> [ROWS]
☆ ☆ ☆ ☆

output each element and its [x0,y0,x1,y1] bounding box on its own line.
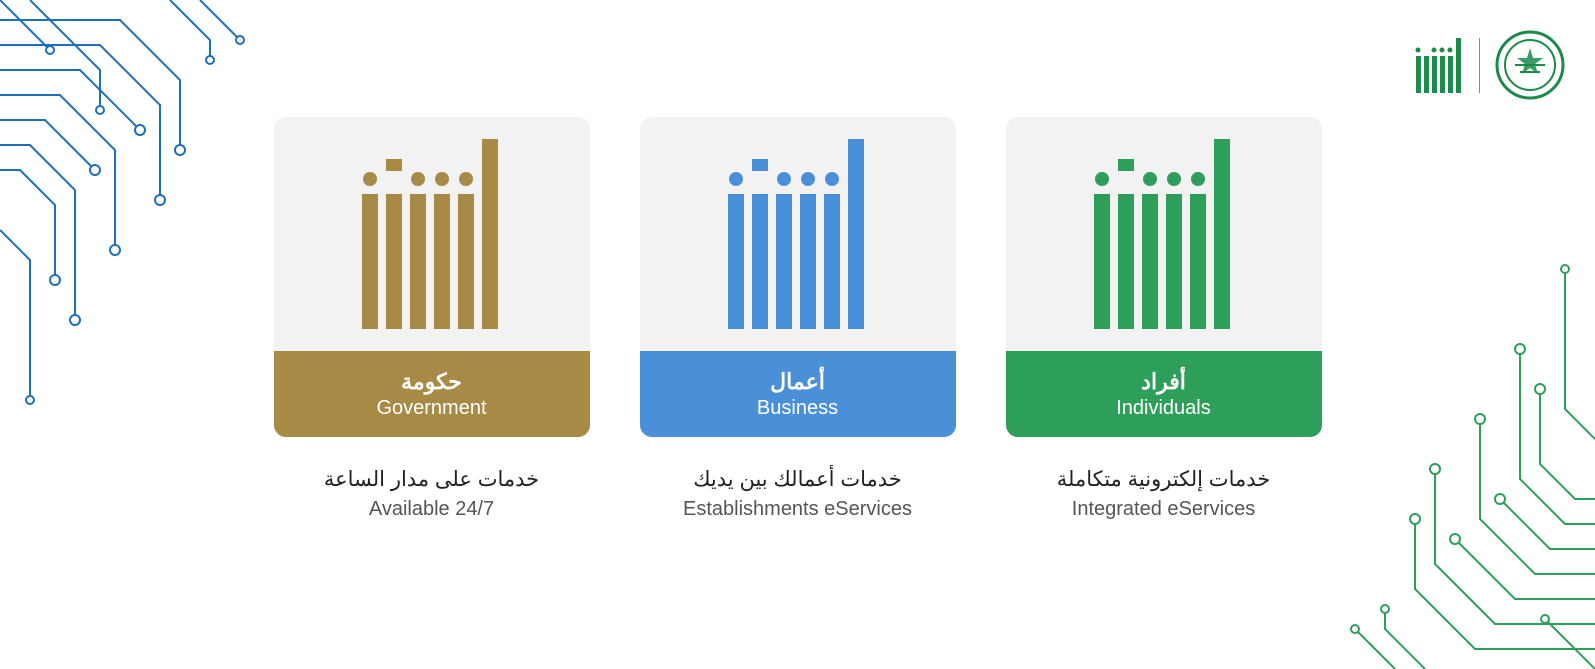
card-label-en: Government [376,397,486,420]
card-label-en: Business [757,397,838,420]
card-caption-ar: خدمات إلكترونية متكاملة [1006,467,1322,492]
header-logos [1414,30,1565,100]
absher-logo-icon [1414,38,1464,93]
absher-individuals-icon [1089,139,1239,329]
absher-business-icon [723,139,873,329]
absher-government-icon [357,139,507,329]
circuit-decoration-right [1315,169,1595,669]
card-caption-business: خدمات أعمالك بين يديك Establishments eSe… [640,467,956,521]
card-label-ar: حكومة [401,369,462,395]
header-divider [1479,38,1480,93]
moi-emblem-icon [1495,30,1565,100]
card-individuals[interactable]: أفراد Individuals [1006,117,1322,437]
card-wrapper-individuals: أفراد Individuals خدمات إلكترونية متكامل… [1006,117,1322,521]
card-label-ar: أفراد [1141,369,1186,395]
card-label-government: حكومة Government [274,351,590,437]
service-cards-row: حكومة Government خدمات على مدار الساعة A… [274,117,1322,521]
card-icon-area [640,117,956,351]
card-caption-ar: خدمات أعمالك بين يديك [640,467,956,492]
card-label-individuals: أفراد Individuals [1006,351,1322,437]
card-caption-en: Available 24/7 [274,498,590,521]
card-business[interactable]: أعمال Business [640,117,956,437]
card-caption-government: خدمات على مدار الساعة Available 24/7 [274,467,590,521]
circuit-decoration-left [0,0,280,500]
card-caption-individuals: خدمات إلكترونية متكاملة Integrated eServ… [1006,467,1322,521]
card-icon-area [1006,117,1322,351]
card-caption-en: Integrated eServices [1006,498,1322,521]
card-label-ar: أعمال [770,369,825,395]
card-government[interactable]: حكومة Government [274,117,590,437]
card-label-business: أعمال Business [640,351,956,437]
card-wrapper-business: أعمال Business خدمات أعمالك بين يديك Est… [640,117,956,521]
card-label-en: Individuals [1116,397,1211,420]
card-wrapper-government: حكومة Government خدمات على مدار الساعة A… [274,117,590,521]
card-caption-ar: خدمات على مدار الساعة [274,467,590,492]
card-icon-area [274,117,590,351]
card-caption-en: Establishments eServices [640,498,956,521]
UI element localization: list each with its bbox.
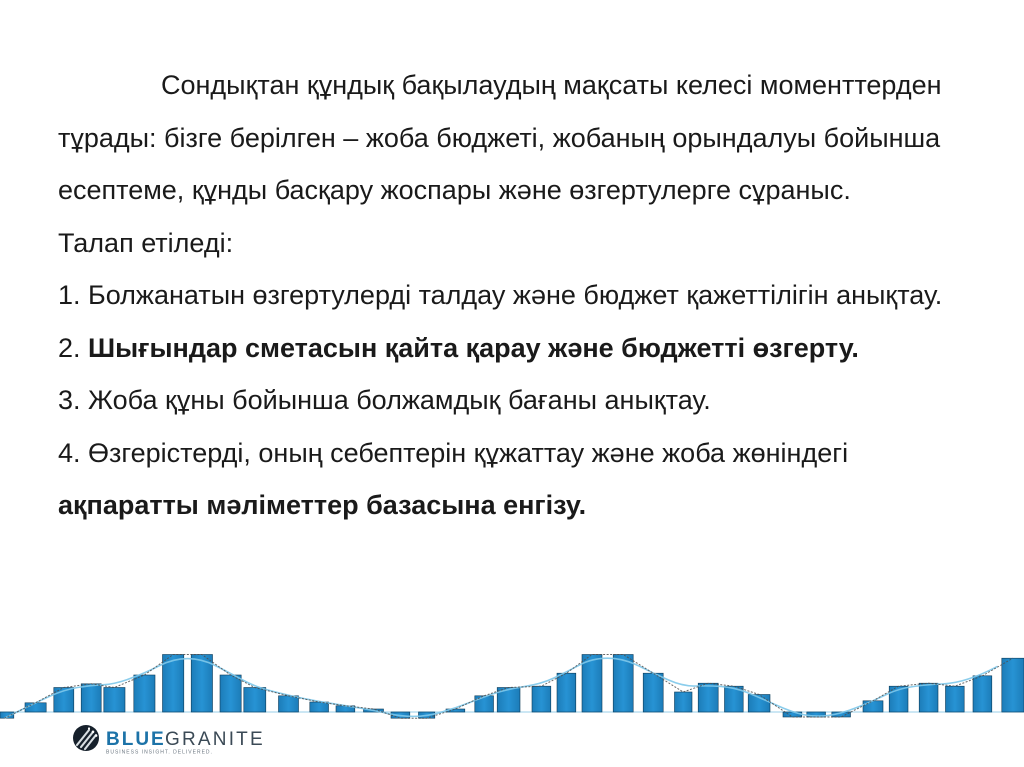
svg-text:GRANITE: GRANITE xyxy=(165,729,265,750)
svg-text:BLUE: BLUE xyxy=(106,729,166,750)
svg-text:BUSINESS INSIGHT. DELIVERED.: BUSINESS INSIGHT. DELIVERED. xyxy=(106,750,213,756)
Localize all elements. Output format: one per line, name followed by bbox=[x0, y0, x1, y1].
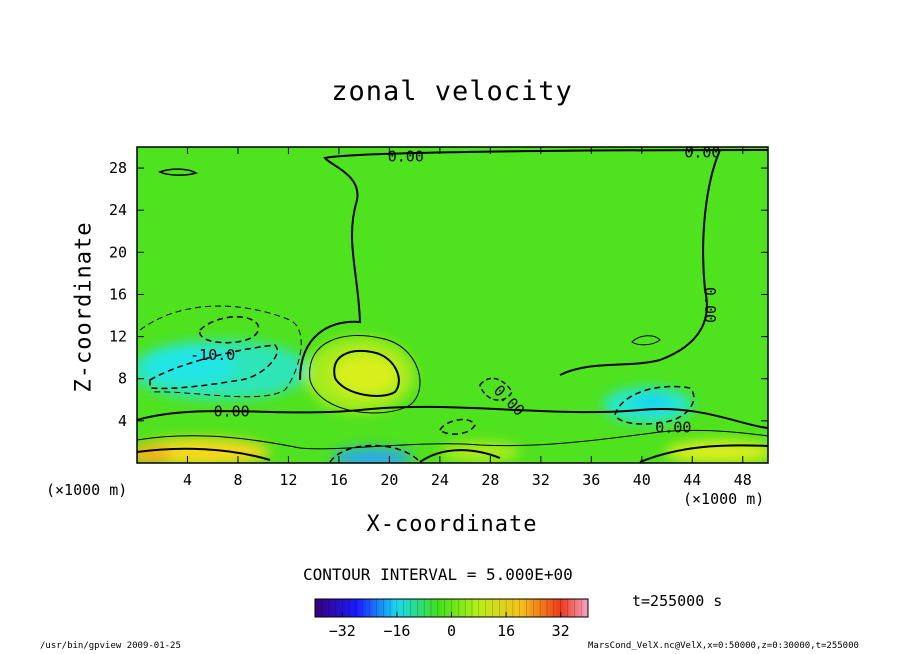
x-tick-label: 24 bbox=[431, 471, 449, 489]
contour-surface-1 bbox=[137, 429, 768, 450]
positive-surface-edge bbox=[137, 445, 170, 463]
contour-max-center bbox=[333, 350, 400, 397]
x-tick-label: 8 bbox=[233, 471, 242, 489]
plot-frame bbox=[136, 146, 769, 464]
colorbar-tick-label: −32 bbox=[329, 622, 356, 640]
contour-neg5-right bbox=[614, 385, 695, 425]
y-axis-label: Z-coordinate bbox=[71, 221, 97, 393]
y-tick-label: 8 bbox=[118, 370, 127, 388]
x-unit-label-right: (×1000 m) bbox=[683, 490, 765, 508]
x-tick-label: 40 bbox=[633, 471, 651, 489]
y-tick-label: 24 bbox=[109, 201, 127, 219]
x-tick-label: 28 bbox=[481, 471, 499, 489]
contour-small-mid bbox=[479, 377, 513, 401]
x-axis-label: X-coordinate bbox=[366, 512, 538, 537]
footer-right: MarsCond_VelX.nc@VelX,x=0:50000,z=0:3000… bbox=[588, 641, 859, 651]
contour-small-neg bbox=[439, 418, 476, 435]
y-tick-label: 12 bbox=[109, 328, 127, 346]
time-label: t=255000 s bbox=[632, 592, 723, 610]
contour-interval-text: CONTOUR INTERVAL = 5.000E+00 bbox=[303, 565, 573, 584]
contour-small-right bbox=[631, 335, 661, 346]
x-tick-label: 20 bbox=[380, 471, 398, 489]
colorbar-ticks: −32 −16 0 16 32 bbox=[329, 612, 570, 640]
contour-label: 0.00 bbox=[214, 403, 250, 421]
zero-contour-upper bbox=[299, 149, 768, 381]
contour-label: 0.00 bbox=[388, 148, 424, 166]
y-tick-label: 20 bbox=[109, 243, 127, 261]
contour-5-center bbox=[309, 334, 421, 414]
contour-neg10-left bbox=[149, 344, 278, 390]
colorbar-tick-label: 0 bbox=[447, 622, 456, 640]
positive-core-center bbox=[333, 355, 397, 395]
y-tick-label: 16 bbox=[109, 285, 127, 303]
x-tick-label: 32 bbox=[532, 471, 550, 489]
x-unit-label-left: (×1000 m) bbox=[46, 481, 128, 499]
negative-core-left bbox=[145, 347, 235, 383]
contour-label: 0.00 bbox=[701, 287, 719, 323]
colorbar-stripes bbox=[314, 599, 589, 617]
zero-contour-lower bbox=[137, 405, 768, 429]
colorbar-tick-label: −16 bbox=[383, 622, 410, 640]
contour-surface-2 bbox=[137, 444, 768, 463]
y-tick-label: 4 bbox=[118, 412, 127, 430]
contour-label: 0.00 bbox=[684, 144, 720, 162]
x-tick-label: 48 bbox=[734, 471, 752, 489]
x-tick-label: 44 bbox=[683, 471, 701, 489]
chart-title: zonal velocity bbox=[331, 76, 573, 107]
positive-surface-right bbox=[665, 440, 768, 463]
positive-surface-left bbox=[137, 438, 270, 463]
colorbar-tick-label: 16 bbox=[497, 622, 515, 640]
negative-surface-center bbox=[332, 448, 412, 463]
zero-contour-right bbox=[559, 149, 721, 376]
contour-label: -10.0 bbox=[190, 346, 235, 364]
negative-core-right bbox=[634, 393, 670, 411]
contour-top-left bbox=[158, 168, 198, 176]
y-tick-label: 28 bbox=[109, 159, 127, 177]
contour-neg10-left-upper bbox=[198, 316, 260, 344]
x-tick-label: 36 bbox=[582, 471, 600, 489]
x-tick-label: 16 bbox=[330, 471, 348, 489]
x-tick-label: 4 bbox=[183, 471, 192, 489]
footer-left: /usr/bin/gpview 2009-01-25 bbox=[40, 641, 181, 651]
contour-label: 0.00 bbox=[655, 418, 691, 436]
x-tick-label: 12 bbox=[279, 471, 297, 489]
colorbar-tick-label: 32 bbox=[552, 622, 570, 640]
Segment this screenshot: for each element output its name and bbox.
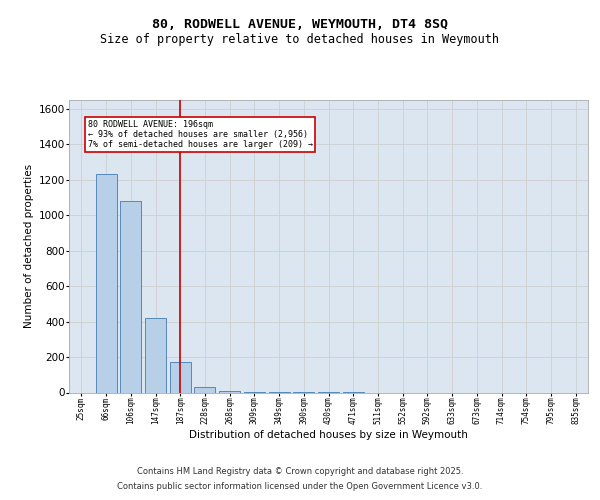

☆ ☆ ☆ ☆

Extract the stretch of the records from the line that contains "svg-text:GRANITE: GRANITE xyxy=(165,729,265,750)" through the line that contains "Localize all elements.", copying every line verbatim.

> [REPLY TO THE EXERCISE]
svg-text:GRANITE: GRANITE xyxy=(165,729,265,750)
svg-text:BLUE: BLUE xyxy=(106,729,166,750)
svg-text:BUSINESS INSIGHT. DELIVERED.: BUSINESS INSIGHT. DELIVERED. xyxy=(106,750,213,756)
Localize all elements. Output format: one per line, name followed by bbox=[x0, y0, x1, y1].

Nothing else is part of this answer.